◆ **Short task**
Go through the records and copy each line where the word "size" occurs.

◆ **Rows**
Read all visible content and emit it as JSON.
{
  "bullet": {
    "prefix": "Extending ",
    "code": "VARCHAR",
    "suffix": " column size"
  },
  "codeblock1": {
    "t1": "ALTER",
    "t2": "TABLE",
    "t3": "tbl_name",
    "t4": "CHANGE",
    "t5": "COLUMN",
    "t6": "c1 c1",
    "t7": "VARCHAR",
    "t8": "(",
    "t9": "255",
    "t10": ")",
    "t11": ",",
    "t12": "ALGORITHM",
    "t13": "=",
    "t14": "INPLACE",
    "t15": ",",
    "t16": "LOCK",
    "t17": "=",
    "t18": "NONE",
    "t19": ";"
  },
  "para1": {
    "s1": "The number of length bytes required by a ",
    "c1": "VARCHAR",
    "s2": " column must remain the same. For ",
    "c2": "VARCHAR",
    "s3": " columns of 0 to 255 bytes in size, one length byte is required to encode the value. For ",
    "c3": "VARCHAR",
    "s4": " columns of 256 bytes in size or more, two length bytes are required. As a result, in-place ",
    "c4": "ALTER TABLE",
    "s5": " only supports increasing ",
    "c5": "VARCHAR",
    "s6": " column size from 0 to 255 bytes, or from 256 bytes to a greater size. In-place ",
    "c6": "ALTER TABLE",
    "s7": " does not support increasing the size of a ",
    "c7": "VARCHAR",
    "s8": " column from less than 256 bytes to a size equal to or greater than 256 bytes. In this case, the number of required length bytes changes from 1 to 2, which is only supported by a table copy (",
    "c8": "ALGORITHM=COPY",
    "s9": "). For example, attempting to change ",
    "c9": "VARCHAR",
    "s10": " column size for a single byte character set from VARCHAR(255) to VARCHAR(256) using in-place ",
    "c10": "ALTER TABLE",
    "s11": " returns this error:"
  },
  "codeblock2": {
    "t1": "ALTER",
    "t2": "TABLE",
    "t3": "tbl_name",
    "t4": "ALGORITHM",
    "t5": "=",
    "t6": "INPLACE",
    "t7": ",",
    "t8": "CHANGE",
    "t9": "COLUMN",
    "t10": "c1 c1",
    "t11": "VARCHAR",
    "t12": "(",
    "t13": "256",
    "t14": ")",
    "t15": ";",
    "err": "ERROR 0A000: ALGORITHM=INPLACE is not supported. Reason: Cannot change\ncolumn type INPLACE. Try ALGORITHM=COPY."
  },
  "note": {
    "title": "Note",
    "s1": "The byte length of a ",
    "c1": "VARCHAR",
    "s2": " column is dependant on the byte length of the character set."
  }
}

◆ **Solution to the problem**
    "suffix": " column size"
    "s3": " columns of 0 to 255 bytes in size, one length byte is required to encode the value. For ",
    "s4": " columns of 256 bytes in size or more, two length bytes are required. As a result, in-place ",
    "s6": " column size from 0 to 255 bytes, or from 256 bytes to a greater size. In-place ",
    "s7": " does not support increasing the size of a ",
    "s8": " column from less than 256 bytes to a size equal to or greater than 256 bytes. In this case, the number of required length bytes changes from 1 to 2, which is only supported by a table copy (",
    "s10": " column size for a single byte character set from VARCHAR(255) to VARCHAR(256) using in-place ",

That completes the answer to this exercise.